── EXTRACTED ENTRIES ──

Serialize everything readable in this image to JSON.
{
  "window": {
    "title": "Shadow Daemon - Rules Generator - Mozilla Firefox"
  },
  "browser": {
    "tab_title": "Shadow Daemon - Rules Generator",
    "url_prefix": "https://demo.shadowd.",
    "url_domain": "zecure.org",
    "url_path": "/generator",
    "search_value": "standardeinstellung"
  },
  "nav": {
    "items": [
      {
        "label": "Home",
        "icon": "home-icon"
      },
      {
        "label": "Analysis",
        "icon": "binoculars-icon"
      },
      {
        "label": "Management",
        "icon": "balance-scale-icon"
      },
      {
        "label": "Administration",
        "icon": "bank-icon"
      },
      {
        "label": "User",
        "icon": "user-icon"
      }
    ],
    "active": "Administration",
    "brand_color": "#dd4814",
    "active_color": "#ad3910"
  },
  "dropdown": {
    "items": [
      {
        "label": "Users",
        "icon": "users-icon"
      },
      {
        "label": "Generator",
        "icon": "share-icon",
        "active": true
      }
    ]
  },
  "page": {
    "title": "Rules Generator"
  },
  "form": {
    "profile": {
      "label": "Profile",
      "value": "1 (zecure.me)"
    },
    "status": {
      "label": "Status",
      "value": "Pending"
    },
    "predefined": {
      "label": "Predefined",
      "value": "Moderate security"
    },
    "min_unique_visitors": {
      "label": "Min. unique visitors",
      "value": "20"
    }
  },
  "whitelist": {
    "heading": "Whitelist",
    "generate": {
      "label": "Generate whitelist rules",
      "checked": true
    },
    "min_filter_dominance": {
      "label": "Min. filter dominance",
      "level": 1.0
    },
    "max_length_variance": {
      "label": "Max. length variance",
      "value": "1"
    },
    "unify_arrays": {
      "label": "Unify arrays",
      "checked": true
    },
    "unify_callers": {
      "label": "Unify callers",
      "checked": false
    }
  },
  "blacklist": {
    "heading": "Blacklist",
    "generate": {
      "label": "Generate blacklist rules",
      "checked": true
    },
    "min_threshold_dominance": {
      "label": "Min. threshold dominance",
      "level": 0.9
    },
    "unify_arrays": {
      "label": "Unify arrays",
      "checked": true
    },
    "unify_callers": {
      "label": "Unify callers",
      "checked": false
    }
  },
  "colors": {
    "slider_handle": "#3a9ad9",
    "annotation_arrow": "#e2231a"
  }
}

───

◆ CHALLENGE: Find the lines with the string "heading" and reproduce them.

◆ COMPLETE OUTPUT:
    "heading": "Whitelist",
    "heading": "Blacklist",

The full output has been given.